# Exercise description
Using the listing below, copy every line that mentions "Unemployment".
═════ Supplied entries
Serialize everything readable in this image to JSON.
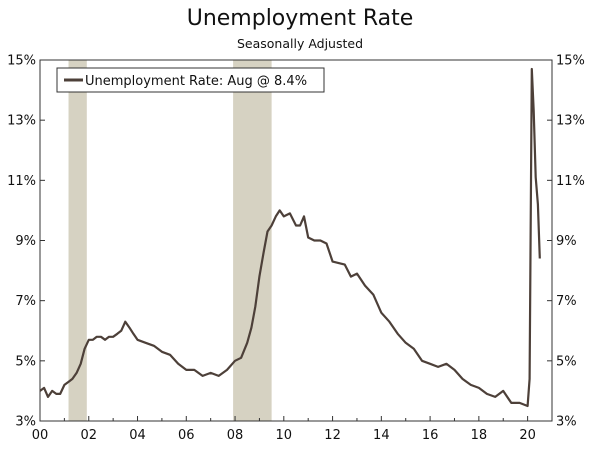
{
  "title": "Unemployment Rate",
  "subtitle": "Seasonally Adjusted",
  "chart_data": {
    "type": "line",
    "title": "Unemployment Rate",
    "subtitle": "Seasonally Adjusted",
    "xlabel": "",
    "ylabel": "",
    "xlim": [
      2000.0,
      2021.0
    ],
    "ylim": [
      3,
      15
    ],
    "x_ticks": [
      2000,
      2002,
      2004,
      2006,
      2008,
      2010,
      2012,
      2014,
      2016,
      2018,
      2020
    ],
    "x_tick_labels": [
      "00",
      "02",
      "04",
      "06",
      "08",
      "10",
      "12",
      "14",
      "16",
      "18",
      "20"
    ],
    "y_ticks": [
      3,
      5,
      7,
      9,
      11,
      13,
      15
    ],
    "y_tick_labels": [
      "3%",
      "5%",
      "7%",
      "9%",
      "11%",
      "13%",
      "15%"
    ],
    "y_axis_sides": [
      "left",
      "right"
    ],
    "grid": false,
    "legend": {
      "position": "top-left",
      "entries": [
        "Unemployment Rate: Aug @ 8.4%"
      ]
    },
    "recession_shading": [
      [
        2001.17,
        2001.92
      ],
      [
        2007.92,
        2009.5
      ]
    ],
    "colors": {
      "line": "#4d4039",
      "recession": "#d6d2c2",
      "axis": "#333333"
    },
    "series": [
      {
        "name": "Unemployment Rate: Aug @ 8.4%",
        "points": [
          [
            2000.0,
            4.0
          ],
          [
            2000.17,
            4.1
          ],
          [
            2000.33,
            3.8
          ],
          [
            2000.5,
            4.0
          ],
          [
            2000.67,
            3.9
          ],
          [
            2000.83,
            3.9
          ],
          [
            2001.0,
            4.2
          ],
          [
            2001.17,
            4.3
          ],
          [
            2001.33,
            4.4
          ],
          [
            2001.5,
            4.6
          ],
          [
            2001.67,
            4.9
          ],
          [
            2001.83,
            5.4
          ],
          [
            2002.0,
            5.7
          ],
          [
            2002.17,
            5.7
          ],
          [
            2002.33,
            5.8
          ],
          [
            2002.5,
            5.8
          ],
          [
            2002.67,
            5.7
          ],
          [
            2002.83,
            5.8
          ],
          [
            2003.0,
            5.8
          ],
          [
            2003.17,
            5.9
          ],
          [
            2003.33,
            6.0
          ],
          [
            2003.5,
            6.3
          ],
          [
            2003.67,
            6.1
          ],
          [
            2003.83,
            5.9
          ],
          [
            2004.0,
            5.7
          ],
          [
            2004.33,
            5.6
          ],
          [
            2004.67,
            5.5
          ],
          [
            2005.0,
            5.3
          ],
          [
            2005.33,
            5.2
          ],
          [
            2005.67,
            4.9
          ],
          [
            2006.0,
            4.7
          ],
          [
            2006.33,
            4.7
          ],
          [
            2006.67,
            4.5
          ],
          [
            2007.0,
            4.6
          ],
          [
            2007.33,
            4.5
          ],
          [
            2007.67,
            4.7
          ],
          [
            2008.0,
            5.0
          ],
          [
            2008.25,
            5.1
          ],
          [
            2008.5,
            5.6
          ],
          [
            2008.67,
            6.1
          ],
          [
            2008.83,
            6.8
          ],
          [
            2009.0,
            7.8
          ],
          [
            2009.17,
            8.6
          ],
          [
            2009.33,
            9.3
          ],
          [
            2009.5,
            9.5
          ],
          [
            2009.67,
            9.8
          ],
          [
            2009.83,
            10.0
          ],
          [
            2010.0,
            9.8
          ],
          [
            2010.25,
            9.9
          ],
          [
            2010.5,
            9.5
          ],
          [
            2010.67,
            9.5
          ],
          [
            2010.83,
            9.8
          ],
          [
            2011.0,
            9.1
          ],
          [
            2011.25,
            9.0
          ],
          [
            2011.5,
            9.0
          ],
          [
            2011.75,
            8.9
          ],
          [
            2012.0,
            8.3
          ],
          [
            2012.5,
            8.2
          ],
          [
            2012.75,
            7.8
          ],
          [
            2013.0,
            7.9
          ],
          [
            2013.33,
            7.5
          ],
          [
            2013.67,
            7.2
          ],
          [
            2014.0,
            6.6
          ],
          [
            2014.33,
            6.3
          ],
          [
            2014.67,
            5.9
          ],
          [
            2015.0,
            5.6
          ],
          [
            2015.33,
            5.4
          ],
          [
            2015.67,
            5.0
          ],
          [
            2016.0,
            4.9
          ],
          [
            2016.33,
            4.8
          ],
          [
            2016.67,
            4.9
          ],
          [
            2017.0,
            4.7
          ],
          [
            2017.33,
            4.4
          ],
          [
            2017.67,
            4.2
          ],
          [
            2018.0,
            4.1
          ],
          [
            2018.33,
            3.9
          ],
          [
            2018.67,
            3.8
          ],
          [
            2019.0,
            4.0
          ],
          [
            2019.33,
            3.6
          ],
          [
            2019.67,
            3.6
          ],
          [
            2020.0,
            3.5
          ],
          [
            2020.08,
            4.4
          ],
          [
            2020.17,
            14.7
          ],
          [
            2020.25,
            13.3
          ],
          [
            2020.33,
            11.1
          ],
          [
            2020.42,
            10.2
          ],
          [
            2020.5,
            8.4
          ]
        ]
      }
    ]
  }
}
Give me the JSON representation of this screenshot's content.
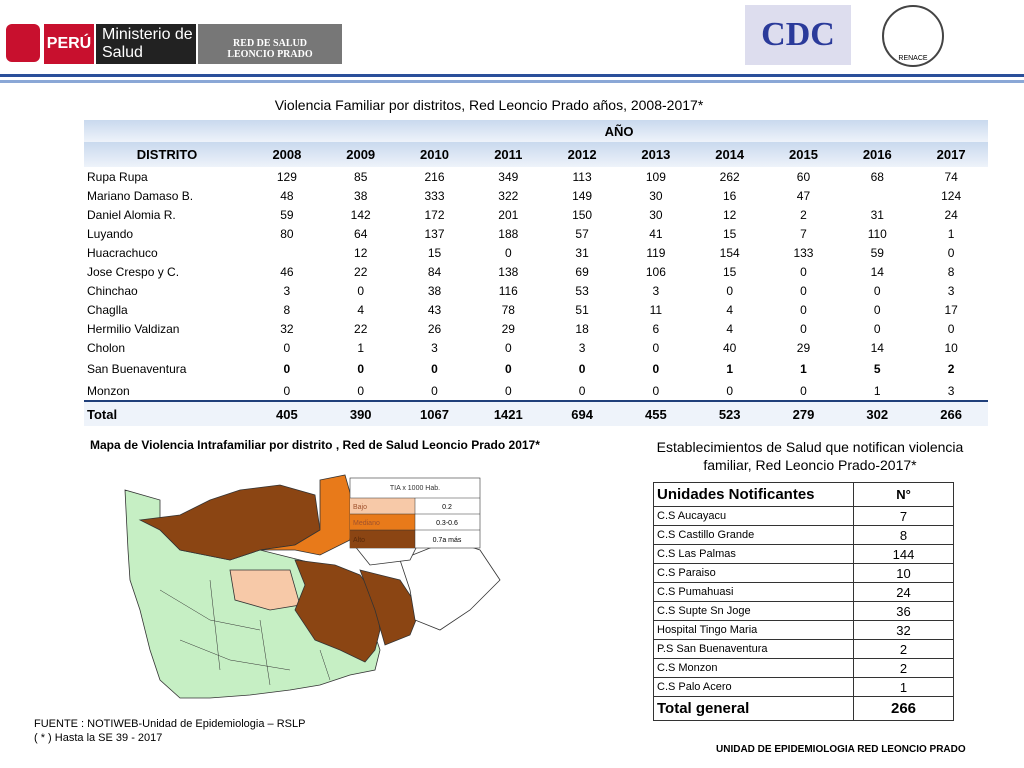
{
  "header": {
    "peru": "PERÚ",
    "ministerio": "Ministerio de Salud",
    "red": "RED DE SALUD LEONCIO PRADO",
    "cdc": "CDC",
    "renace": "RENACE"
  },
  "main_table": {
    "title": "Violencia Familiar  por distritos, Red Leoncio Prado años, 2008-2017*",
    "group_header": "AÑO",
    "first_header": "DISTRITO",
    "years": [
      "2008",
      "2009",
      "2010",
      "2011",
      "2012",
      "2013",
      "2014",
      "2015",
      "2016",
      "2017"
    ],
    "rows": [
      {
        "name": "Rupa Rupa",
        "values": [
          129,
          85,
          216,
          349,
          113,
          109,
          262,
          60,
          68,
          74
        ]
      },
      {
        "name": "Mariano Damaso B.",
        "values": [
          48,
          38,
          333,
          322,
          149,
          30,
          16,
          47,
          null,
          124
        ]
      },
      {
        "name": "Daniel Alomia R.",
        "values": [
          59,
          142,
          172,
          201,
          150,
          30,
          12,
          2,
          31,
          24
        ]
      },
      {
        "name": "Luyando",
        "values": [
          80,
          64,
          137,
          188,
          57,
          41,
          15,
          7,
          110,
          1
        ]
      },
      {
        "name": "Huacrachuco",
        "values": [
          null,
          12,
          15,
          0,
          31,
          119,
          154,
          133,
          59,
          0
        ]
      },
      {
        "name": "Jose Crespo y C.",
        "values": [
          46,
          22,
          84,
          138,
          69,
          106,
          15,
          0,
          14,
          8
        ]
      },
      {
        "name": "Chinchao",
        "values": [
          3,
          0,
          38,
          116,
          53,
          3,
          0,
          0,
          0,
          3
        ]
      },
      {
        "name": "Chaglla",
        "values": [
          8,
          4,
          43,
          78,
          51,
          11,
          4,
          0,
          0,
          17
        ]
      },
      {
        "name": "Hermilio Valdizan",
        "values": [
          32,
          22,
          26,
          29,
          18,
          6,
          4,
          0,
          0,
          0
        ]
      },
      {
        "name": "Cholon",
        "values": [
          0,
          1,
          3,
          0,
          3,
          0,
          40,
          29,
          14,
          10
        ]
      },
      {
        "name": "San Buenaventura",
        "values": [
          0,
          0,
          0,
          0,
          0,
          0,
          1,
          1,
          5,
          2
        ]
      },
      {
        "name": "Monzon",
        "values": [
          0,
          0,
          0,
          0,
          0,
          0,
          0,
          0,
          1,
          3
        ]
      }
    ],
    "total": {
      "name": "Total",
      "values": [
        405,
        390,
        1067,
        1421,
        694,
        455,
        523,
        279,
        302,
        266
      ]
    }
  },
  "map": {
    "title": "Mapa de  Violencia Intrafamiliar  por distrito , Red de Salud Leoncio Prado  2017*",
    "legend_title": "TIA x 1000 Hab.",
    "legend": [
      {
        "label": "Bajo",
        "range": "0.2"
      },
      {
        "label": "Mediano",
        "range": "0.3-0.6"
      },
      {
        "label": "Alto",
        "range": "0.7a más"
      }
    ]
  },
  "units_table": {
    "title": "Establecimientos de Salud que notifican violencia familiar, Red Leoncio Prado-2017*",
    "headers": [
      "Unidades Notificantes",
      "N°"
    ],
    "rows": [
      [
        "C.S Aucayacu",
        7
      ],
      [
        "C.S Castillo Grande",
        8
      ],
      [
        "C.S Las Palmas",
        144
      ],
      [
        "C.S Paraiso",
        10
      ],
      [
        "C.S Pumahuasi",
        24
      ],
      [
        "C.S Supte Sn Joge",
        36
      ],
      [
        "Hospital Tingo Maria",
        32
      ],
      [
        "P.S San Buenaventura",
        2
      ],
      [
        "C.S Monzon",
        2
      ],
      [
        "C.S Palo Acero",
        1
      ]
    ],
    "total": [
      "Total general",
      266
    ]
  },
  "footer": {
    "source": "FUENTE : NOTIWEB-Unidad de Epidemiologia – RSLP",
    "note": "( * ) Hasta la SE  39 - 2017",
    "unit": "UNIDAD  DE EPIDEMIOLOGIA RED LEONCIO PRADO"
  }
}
══════════
# Written answer
  "title": "Unemployment Rate",
    "title": "Unemployment Rate",
        "Unemployment Rate: Aug @ 8.4%"
        "name": "Unemployment Rate: Aug @ 8.4%",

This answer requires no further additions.